--- start of Records for the task ---

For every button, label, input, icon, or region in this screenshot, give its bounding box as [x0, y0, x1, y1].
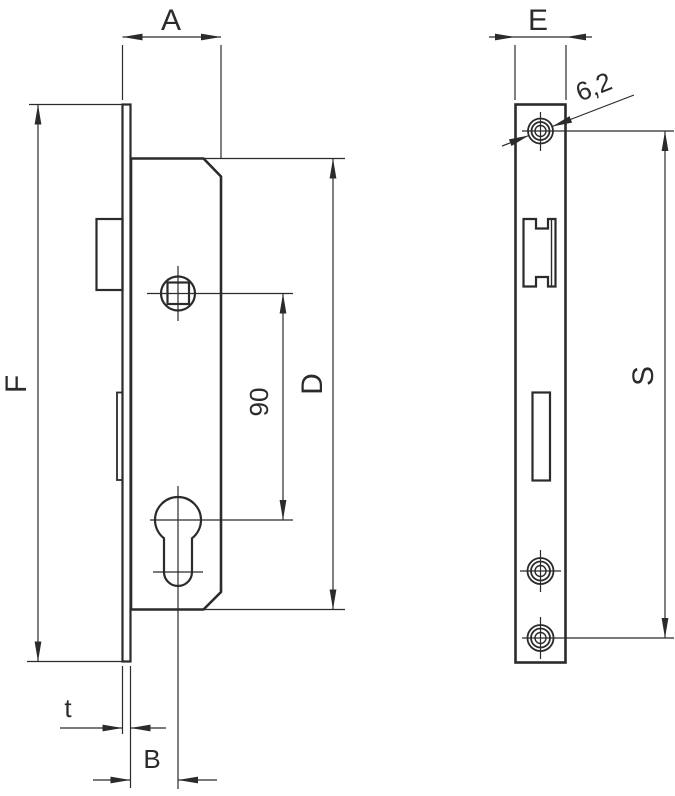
dim-label-d: D [296, 373, 329, 395]
screw-hole-middle-centerlines [520, 550, 561, 592]
dimension-d: D [296, 159, 336, 610]
latch-opening [524, 219, 556, 287]
drawing-canvas: A E F D 90 [0, 0, 675, 796]
dim-label-s: S [627, 366, 660, 386]
dimension-b: B [93, 744, 217, 783]
dimension-f: F [0, 105, 131, 662]
side-view [97, 105, 346, 790]
dim-label-hole-dia: 6,2 [571, 66, 616, 107]
dimension-90: 90 [244, 294, 286, 521]
aux-bolt-slot [533, 393, 551, 481]
dim-label-f: F [0, 375, 33, 393]
aux-bolt-side [117, 393, 123, 481]
lock-body [131, 159, 221, 610]
latch-bolt-side [97, 219, 123, 290]
screw-hole-middle [520, 550, 561, 592]
dim-label-e: E [528, 4, 548, 37]
dimension-hole-dia: 6,2 [502, 66, 634, 146]
dim-label-b: B [143, 744, 160, 774]
dimension-a: A [123, 4, 222, 158]
technical-drawing: A E F D 90 [0, 0, 675, 796]
dim-label-a: A [161, 4, 181, 37]
dim-label-90: 90 [244, 388, 274, 417]
front-view [516, 105, 566, 663]
dimensions: A E F D 90 [0, 4, 674, 788]
dim-label-t: t [64, 693, 72, 723]
faceplate-side [123, 105, 131, 662]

--- end of Records for the task ---

Written request:
Reproduce every line of the entries above verbatim, leaving out the picture.

Worked solution:
For every button, label, input, icon, or region in this screenshot, give its bounding box as [x0, y0, x1, y1].
dim-label-d: D [296, 373, 329, 395]
screw-hole-middle-centerlines [520, 550, 561, 592]
dimension-d: D [296, 159, 336, 610]
latch-opening [524, 219, 556, 287]
drawing-canvas: A E F D 90 [0, 0, 675, 796]
dim-label-s: S [627, 366, 660, 386]
dimension-b: B [93, 744, 217, 783]
dimension-f: F [0, 105, 131, 662]
side-view [97, 105, 346, 790]
dim-label-hole-dia: 6,2 [571, 66, 616, 107]
dimension-90: 90 [244, 294, 286, 521]
aux-bolt-slot [533, 393, 551, 481]
dim-label-f: F [0, 375, 33, 393]
aux-bolt-side [117, 393, 123, 481]
lock-body [131, 159, 221, 610]
latch-bolt-side [97, 219, 123, 290]
screw-hole-middle [520, 550, 561, 592]
dim-label-e: E [528, 4, 548, 37]
dimension-hole-dia: 6,2 [502, 66, 634, 146]
dim-label-b: B [143, 744, 160, 774]
dimension-a: A [123, 4, 222, 158]
technical-drawing: A E F D 90 [0, 0, 675, 796]
dim-label-a: A [161, 4, 181, 37]
dim-label-90: 90 [244, 388, 274, 417]
front-view [516, 105, 566, 663]
dimensions: A E F D 90 [0, 4, 674, 788]
dim-label-t: t [64, 693, 72, 723]
faceplate-side [123, 105, 131, 662]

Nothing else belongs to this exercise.